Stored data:
-=-=-

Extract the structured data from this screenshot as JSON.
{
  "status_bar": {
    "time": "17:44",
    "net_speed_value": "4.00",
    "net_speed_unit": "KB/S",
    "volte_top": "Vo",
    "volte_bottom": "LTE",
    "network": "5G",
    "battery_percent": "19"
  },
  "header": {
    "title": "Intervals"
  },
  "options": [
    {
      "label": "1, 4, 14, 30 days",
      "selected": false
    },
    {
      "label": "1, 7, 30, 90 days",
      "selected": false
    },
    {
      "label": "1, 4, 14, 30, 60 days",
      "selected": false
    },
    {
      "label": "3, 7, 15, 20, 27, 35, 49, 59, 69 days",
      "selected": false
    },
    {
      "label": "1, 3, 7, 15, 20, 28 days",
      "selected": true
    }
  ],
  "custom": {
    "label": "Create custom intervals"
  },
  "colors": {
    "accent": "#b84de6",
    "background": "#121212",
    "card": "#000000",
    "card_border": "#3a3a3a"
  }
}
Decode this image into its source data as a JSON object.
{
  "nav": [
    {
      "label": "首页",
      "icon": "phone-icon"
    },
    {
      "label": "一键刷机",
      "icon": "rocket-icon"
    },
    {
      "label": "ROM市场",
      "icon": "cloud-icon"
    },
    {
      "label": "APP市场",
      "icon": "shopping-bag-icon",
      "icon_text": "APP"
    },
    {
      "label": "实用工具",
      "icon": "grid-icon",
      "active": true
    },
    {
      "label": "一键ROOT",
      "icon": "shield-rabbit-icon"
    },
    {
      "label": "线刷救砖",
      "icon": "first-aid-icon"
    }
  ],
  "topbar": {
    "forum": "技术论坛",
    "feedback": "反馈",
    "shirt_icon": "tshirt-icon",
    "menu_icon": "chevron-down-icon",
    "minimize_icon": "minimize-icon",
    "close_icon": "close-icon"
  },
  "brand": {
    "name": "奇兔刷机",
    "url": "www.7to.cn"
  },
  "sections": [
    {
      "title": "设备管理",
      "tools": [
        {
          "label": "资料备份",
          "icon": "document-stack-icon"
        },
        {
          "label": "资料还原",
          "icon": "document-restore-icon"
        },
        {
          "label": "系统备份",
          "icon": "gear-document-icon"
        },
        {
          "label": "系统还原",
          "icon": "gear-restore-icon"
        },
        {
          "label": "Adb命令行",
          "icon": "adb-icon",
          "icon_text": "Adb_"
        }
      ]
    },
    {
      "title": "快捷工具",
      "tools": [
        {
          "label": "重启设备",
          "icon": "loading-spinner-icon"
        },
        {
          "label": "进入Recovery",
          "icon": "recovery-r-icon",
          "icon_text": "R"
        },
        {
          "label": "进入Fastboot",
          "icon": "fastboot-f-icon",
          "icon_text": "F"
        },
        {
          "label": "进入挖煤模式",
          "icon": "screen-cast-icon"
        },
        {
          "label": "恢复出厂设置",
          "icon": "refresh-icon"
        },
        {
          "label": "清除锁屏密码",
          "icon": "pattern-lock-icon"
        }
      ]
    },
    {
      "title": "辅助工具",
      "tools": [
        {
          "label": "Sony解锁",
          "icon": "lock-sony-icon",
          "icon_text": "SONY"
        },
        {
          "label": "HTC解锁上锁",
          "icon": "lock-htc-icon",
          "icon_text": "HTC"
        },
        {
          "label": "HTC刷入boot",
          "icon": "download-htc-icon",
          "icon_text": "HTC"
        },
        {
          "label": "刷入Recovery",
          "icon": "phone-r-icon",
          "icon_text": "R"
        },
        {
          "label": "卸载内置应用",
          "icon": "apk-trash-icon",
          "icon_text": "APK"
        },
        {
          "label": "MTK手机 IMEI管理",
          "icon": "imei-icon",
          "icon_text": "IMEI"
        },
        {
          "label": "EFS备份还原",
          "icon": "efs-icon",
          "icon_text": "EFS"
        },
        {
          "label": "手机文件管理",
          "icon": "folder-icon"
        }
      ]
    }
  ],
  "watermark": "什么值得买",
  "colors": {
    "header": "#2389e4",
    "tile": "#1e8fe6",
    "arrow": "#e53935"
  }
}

-=-=-

Stated exercise:
Write out the entries above word for word.

Solution to this task:
Extract the structured data from this screenshot as JSON.
{
  "status_bar": {
    "time": "17:44",
    "net_speed_value": "4.00",
    "net_speed_unit": "KB/S",
    "volte_top": "Vo",
    "volte_bottom": "LTE",
    "network": "5G",
    "battery_percent": "19"
  },
  "header": {
    "title": "Intervals"
  },
  "options": [
    {
      "label": "1, 4, 14, 30 days",
      "selected": false
    },
    {
      "label": "1, 7, 30, 90 days",
      "selected": false
    },
    {
      "label": "1, 4, 14, 30, 60 days",
      "selected": false
    },
    {
      "label": "3, 7, 15, 20, 27, 35, 49, 59, 69 days",
      "selected": false
    },
    {
      "label": "1, 3, 7, 15, 20, 28 days",
      "selected": true
    }
  ],
  "custom": {
    "label": "Create custom intervals"
  },
  "colors": {
    "accent": "#b84de6",
    "background": "#121212",
    "card": "#000000",
    "card_border": "#3a3a3a"
  }
}
Decode this image into its source data as a JSON object.
{
  "nav": [
    {
      "label": "首页",
      "icon": "phone-icon"
    },
    {
      "label": "一键刷机",
      "icon": "rocket-icon"
    },
    {
      "label": "ROM市场",
      "icon": "cloud-icon"
    },
    {
      "label": "APP市场",
      "icon": "shopping-bag-icon",
      "icon_text": "APP"
    },
    {
      "label": "实用工具",
      "icon": "grid-icon",
      "active": true
    },
    {
      "label": "一键ROOT",
      "icon": "shield-rabbit-icon"
    },
    {
      "label": "线刷救砖",
      "icon": "first-aid-icon"
    }
  ],
  "topbar": {
    "forum": "技术论坛",
    "feedback": "反馈",
    "shirt_icon": "tshirt-icon",
    "menu_icon": "chevron-down-icon",
    "minimize_icon": "minimize-icon",
    "close_icon": "close-icon"
  },
  "brand": {
    "name": "奇兔刷机",
    "url": "www.7to.cn"
  },
  "sections": [
    {
      "title": "设备管理",
      "tools": [
        {
          "label": "资料备份",
          "icon": "document-stack-icon"
        },
        {
          "label": "资料还原",
          "icon": "document-restore-icon"
        },
        {
          "label": "系统备份",
          "icon": "gear-document-icon"
        },
        {
          "label": "系统还原",
          "icon": "gear-restore-icon"
        },
        {
          "label": "Adb命令行",
          "icon": "adb-icon",
          "icon_text": "Adb_"
        }
      ]
    },
    {
      "title": "快捷工具",
      "tools": [
        {
          "label": "重启设备",
          "icon": "loading-spinner-icon"
        },
        {
          "label": "进入Recovery",
          "icon": "recovery-r-icon",
          "icon_text": "R"
        },
        {
          "label": "进入Fastboot",
          "icon": "fastboot-f-icon",
          "icon_text": "F"
        },
        {
          "label": "进入挖煤模式",
          "icon": "screen-cast-icon"
        },
        {
          "label": "恢复出厂设置",
          "icon": "refresh-icon"
        },
        {
          "label": "清除锁屏密码",
          "icon": "pattern-lock-icon"
        }
      ]
    },
    {
      "title": "辅助工具",
      "tools": [
        {
          "label": "Sony解锁",
          "icon": "lock-sony-icon",
          "icon_text": "SONY"
        },
        {
          "label": "HTC解锁上锁",
          "icon": "lock-htc-icon",
          "icon_text": "HTC"
        },
        {
          "label": "HTC刷入boot",
          "icon": "download-htc-icon",
          "icon_text": "HTC"
        },
        {
          "label": "刷入Recovery",
          "icon": "phone-r-icon",
          "icon_text": "R"
        },
        {
          "label": "卸载内置应用",
          "icon": "apk-trash-icon",
          "icon_text": "APK"
        },
        {
          "label": "MTK手机 IMEI管理",
          "icon": "imei-icon",
          "icon_text": "IMEI"
        },
        {
          "label": "EFS备份还原",
          "icon": "efs-icon",
          "icon_text": "EFS"
        },
        {
          "label": "手机文件管理",
          "icon": "folder-icon"
        }
      ]
    }
  ],
  "watermark": "什么值得买",
  "colors": {
    "header": "#2389e4",
    "tile": "#1e8fe6",
    "arrow": "#e53935"
  }
}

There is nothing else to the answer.